→ **Exercise objective**: Return each line of the entries that holds the string "Cytochrome".

*** Listed entries ***

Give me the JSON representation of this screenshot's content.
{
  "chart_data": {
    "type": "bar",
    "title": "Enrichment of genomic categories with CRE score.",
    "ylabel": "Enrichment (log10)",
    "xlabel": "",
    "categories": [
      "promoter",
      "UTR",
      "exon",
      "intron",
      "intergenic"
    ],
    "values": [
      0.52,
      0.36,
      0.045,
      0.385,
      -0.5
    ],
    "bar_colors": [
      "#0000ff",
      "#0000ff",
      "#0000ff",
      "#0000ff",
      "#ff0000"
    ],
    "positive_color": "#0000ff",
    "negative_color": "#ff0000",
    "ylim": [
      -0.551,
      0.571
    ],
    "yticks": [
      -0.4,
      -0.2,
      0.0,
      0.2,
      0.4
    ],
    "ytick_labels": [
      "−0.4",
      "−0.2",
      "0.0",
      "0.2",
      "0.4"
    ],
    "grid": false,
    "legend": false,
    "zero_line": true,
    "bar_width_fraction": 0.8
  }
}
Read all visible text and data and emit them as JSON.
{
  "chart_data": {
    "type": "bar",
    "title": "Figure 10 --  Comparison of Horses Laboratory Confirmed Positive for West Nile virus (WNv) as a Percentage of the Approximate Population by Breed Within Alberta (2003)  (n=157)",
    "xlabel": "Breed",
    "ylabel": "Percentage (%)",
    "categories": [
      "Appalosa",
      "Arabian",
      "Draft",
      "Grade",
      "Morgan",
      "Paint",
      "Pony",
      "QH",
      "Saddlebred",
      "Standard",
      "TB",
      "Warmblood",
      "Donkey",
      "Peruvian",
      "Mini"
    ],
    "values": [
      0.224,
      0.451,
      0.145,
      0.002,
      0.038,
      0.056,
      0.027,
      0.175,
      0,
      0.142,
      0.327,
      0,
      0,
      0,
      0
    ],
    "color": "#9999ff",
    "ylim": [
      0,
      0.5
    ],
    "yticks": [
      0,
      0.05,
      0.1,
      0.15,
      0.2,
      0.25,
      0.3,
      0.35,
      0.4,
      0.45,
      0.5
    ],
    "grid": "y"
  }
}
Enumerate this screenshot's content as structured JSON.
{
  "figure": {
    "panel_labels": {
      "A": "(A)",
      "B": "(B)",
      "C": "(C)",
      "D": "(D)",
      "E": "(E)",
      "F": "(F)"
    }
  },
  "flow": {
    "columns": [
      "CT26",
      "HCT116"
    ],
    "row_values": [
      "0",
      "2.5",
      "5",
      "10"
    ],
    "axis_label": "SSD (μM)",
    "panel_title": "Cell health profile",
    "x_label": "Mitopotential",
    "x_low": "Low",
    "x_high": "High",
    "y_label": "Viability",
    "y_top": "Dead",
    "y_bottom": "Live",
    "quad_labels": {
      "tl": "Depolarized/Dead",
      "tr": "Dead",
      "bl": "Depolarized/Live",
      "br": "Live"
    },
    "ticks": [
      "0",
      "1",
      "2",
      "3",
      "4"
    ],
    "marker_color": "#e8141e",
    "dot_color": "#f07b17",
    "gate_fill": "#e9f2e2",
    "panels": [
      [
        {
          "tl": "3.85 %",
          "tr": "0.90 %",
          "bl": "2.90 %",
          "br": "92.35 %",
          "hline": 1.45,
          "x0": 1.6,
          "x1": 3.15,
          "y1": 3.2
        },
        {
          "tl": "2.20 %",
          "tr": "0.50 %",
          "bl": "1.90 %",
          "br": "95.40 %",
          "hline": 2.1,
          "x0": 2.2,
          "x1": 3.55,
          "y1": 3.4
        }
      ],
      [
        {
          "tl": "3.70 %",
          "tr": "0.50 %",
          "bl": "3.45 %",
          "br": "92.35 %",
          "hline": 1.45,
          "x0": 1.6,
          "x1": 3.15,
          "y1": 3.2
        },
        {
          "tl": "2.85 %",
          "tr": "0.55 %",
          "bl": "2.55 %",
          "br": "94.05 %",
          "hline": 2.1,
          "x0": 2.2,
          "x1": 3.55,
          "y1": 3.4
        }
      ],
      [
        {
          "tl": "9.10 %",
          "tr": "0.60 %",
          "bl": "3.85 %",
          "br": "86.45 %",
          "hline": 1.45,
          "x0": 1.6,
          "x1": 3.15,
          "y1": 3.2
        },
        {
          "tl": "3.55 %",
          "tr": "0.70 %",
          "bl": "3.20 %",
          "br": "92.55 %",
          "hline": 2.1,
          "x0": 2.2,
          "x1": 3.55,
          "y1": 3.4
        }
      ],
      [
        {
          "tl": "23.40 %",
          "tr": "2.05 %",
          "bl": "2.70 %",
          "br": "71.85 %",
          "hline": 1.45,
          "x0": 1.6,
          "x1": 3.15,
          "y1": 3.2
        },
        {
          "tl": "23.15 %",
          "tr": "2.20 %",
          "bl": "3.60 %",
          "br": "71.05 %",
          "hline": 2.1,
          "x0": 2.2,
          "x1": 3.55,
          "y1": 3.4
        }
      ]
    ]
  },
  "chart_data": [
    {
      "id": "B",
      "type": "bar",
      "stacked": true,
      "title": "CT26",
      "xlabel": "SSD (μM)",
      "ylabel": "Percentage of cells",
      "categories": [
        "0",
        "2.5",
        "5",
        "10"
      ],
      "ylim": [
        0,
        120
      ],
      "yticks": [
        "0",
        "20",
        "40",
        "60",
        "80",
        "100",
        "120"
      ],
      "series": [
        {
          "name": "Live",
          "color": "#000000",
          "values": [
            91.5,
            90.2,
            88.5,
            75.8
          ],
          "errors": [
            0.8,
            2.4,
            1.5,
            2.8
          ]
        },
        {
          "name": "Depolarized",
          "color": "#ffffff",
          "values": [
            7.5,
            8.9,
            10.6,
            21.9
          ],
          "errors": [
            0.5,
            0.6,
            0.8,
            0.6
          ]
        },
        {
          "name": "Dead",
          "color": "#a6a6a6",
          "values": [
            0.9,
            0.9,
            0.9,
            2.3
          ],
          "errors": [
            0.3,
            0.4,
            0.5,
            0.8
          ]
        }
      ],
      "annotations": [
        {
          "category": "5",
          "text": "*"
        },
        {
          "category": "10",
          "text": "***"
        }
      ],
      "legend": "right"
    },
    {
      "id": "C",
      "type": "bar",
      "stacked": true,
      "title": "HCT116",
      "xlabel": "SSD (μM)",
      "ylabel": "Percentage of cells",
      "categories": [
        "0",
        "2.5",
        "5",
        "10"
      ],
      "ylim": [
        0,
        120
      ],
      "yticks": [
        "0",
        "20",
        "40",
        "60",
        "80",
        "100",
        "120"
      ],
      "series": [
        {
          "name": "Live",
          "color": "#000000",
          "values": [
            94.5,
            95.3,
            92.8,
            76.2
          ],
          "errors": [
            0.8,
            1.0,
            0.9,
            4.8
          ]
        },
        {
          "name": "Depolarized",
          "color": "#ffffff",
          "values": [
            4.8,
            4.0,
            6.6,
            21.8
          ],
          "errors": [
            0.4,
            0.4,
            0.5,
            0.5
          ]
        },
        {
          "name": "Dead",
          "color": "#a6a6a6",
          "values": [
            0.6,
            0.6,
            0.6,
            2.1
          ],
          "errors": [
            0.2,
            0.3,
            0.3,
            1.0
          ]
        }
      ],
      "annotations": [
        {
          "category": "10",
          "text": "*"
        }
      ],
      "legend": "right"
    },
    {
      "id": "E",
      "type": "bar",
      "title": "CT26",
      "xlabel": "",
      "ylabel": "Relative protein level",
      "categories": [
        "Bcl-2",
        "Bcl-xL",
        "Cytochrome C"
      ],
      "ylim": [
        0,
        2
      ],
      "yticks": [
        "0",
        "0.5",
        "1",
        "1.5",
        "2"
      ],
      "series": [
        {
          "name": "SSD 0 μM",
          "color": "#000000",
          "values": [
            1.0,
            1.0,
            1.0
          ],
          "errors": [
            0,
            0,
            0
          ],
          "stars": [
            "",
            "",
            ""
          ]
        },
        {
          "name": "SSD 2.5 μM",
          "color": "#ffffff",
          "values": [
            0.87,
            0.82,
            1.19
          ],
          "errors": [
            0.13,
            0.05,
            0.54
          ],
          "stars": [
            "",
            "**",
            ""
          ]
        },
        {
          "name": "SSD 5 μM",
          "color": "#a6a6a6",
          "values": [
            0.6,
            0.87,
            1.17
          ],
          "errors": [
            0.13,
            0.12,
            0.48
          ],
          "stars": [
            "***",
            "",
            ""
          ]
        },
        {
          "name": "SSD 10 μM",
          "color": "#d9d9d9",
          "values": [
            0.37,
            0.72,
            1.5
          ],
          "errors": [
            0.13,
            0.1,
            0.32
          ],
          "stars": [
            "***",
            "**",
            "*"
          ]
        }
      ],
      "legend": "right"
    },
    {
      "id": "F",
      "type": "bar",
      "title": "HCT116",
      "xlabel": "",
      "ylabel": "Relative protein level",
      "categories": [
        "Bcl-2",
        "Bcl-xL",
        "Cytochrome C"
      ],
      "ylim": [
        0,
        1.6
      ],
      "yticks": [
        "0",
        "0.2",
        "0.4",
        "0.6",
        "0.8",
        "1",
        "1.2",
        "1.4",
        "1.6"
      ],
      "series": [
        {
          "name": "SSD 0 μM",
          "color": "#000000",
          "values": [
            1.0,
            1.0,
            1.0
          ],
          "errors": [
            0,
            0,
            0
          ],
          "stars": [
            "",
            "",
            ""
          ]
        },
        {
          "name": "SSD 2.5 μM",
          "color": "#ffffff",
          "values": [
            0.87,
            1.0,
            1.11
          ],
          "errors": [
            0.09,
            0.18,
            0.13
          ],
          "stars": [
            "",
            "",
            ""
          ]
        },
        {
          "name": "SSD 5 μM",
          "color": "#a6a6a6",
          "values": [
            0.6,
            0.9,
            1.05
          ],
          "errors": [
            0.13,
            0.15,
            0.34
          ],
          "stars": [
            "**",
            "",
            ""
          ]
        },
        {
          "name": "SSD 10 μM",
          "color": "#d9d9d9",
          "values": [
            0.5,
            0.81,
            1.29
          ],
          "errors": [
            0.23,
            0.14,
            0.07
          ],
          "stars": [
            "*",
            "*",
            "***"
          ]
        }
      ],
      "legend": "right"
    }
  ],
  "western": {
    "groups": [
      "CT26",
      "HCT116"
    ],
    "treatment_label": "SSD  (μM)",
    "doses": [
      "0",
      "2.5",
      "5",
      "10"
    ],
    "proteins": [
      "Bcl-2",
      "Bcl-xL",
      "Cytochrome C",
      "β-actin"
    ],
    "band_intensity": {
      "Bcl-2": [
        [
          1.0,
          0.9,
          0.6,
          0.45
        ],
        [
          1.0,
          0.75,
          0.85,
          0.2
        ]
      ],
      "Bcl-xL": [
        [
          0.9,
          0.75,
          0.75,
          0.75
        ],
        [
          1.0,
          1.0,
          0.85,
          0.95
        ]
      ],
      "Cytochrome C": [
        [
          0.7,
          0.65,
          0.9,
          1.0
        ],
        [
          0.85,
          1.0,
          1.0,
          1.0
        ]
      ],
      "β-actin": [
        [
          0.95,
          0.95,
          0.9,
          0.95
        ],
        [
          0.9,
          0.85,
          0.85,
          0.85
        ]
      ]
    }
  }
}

*** End of Listed entries ***

→ **Result for this exercise**:
        "Cytochrome C"
        "Cytochrome C"
      "Cytochrome C",
      "Cytochrome C": [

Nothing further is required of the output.